-- Start of Data supplied --

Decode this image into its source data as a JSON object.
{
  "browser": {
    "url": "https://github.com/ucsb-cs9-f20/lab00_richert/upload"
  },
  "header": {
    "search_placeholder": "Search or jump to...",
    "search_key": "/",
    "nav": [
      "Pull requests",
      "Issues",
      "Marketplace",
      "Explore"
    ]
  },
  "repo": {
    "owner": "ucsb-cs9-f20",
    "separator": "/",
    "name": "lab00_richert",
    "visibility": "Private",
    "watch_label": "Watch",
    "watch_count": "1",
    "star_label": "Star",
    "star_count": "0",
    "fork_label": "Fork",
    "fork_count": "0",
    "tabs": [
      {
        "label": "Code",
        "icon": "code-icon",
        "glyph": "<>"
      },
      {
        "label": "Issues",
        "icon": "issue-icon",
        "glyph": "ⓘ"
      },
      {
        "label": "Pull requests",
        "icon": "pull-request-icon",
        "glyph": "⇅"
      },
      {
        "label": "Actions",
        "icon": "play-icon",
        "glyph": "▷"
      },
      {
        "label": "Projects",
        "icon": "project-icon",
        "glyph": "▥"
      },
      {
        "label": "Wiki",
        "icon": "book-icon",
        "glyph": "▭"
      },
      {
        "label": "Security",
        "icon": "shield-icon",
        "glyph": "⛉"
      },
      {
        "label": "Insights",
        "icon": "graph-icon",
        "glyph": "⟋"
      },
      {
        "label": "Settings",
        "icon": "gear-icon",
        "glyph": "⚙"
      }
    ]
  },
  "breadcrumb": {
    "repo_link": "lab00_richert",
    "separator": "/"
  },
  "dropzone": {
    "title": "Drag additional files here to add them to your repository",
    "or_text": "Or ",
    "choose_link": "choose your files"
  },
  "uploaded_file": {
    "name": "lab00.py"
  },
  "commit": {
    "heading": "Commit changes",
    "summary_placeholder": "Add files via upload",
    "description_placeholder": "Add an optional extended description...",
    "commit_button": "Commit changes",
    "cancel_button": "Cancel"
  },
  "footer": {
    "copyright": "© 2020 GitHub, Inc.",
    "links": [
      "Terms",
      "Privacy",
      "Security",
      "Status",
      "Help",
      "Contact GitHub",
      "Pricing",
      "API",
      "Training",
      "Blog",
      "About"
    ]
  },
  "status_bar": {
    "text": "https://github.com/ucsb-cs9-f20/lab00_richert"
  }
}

-- End of Data supplied --

Exercise
Copy all lines in the listing above where the string "files" appears.

Written answer
    "title": "Drag additional files here to add them to your repository",
    "choose_link": "choose your files"
    "summary_placeholder": "Add files via upload",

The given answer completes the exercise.